## BEGIN Data for this exercise

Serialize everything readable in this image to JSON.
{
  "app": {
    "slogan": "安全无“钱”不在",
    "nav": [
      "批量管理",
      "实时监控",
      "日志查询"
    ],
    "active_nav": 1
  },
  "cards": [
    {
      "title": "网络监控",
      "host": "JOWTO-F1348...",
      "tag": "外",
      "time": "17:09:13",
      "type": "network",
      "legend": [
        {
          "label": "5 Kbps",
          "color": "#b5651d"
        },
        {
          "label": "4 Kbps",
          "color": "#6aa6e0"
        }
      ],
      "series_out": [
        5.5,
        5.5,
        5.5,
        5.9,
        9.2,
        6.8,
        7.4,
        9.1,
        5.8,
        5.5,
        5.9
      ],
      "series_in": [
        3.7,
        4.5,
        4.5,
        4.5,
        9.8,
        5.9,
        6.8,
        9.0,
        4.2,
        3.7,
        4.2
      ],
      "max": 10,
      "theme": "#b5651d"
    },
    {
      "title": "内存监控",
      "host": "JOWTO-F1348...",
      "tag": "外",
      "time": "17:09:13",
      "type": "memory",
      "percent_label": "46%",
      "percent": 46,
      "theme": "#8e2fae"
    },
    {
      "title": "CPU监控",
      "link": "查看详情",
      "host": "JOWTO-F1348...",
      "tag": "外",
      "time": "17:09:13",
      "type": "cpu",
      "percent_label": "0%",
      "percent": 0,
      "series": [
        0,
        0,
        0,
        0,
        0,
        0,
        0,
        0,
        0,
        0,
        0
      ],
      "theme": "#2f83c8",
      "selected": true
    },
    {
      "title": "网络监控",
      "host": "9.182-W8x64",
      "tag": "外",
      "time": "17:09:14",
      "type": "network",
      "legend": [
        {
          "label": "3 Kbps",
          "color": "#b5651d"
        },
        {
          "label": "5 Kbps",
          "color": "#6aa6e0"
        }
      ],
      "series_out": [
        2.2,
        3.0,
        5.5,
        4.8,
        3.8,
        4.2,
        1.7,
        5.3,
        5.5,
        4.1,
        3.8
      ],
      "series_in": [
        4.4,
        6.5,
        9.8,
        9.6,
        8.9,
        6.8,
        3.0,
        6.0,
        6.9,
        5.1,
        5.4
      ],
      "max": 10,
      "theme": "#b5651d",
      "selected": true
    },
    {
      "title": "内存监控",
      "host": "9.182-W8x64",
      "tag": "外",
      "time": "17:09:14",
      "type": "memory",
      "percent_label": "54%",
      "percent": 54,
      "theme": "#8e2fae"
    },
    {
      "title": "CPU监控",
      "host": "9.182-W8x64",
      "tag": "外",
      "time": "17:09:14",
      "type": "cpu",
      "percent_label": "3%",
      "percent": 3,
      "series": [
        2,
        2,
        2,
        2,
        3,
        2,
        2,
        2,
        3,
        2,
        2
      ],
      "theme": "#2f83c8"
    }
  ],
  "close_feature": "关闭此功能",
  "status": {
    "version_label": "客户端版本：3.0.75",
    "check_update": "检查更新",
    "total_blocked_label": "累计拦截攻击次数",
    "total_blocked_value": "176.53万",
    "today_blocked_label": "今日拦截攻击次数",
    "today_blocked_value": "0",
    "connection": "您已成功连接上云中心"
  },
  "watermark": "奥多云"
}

## END Data for this exercise

*Objective*.
Transcribe each entry exactly.

*Response to this exercise*.
Serialize everything readable in this image to JSON.
{
  "app": {
    "slogan": "安全无“钱”不在",
    "nav": [
      "批量管理",
      "实时监控",
      "日志查询"
    ],
    "active_nav": 1
  },
  "cards": [
    {
      "title": "网络监控",
      "host": "JOWTO-F1348...",
      "tag": "外",
      "time": "17:09:13",
      "type": "network",
      "legend": [
        {
          "label": "5 Kbps",
          "color": "#b5651d"
        },
        {
          "label": "4 Kbps",
          "color": "#6aa6e0"
        }
      ],
      "series_out": [
        5.5,
        5.5,
        5.5,
        5.9,
        9.2,
        6.8,
        7.4,
        9.1,
        5.8,
        5.5,
        5.9
      ],
      "series_in": [
        3.7,
        4.5,
        4.5,
        4.5,
        9.8,
        5.9,
        6.8,
        9.0,
        4.2,
        3.7,
        4.2
      ],
      "max": 10,
      "theme": "#b5651d"
    },
    {
      "title": "内存监控",
      "host": "JOWTO-F1348...",
      "tag": "外",
      "time": "17:09:13",
      "type": "memory",
      "percent_label": "46%",
      "percent": 46,
      "theme": "#8e2fae"
    },
    {
      "title": "CPU监控",
      "link": "查看详情",
      "host": "JOWTO-F1348...",
      "tag": "外",
      "time": "17:09:13",
      "type": "cpu",
      "percent_label": "0%",
      "percent": 0,
      "series": [
        0,
        0,
        0,
        0,
        0,
        0,
        0,
        0,
        0,
        0,
        0
      ],
      "theme": "#2f83c8",
      "selected": true
    },
    {
      "title": "网络监控",
      "host": "9.182-W8x64",
      "tag": "外",
      "time": "17:09:14",
      "type": "network",
      "legend": [
        {
          "label": "3 Kbps",
          "color": "#b5651d"
        },
        {
          "label": "5 Kbps",
          "color": "#6aa6e0"
        }
      ],
      "series_out": [
        2.2,
        3.0,
        5.5,
        4.8,
        3.8,
        4.2,
        1.7,
        5.3,
        5.5,
        4.1,
        3.8
      ],
      "series_in": [
        4.4,
        6.5,
        9.8,
        9.6,
        8.9,
        6.8,
        3.0,
        6.0,
        6.9,
        5.1,
        5.4
      ],
      "max": 10,
      "theme": "#b5651d",
      "selected": true
    },
    {
      "title": "内存监控",
      "host": "9.182-W8x64",
      "tag": "外",
      "time": "17:09:14",
      "type": "memory",
      "percent_label": "54%",
      "percent": 54,
      "theme": "#8e2fae"
    },
    {
      "title": "CPU监控",
      "host": "9.182-W8x64",
      "tag": "外",
      "time": "17:09:14",
      "type": "cpu",
      "percent_label": "3%",
      "percent": 3,
      "series": [
        2,
        2,
        2,
        2,
        3,
        2,
        2,
        2,
        3,
        2,
        2
      ],
      "theme": "#2f83c8"
    }
  ],
  "close_feature": "关闭此功能",
  "status": {
    "version_label": "客户端版本：3.0.75",
    "check_update": "检查更新",
    "total_blocked_label": "累计拦截攻击次数",
    "total_blocked_value": "176.53万",
    "today_blocked_label": "今日拦截攻击次数",
    "today_blocked_value": "0",
    "connection": "您已成功连接上云中心"
  },
  "watermark": "奥多云"
}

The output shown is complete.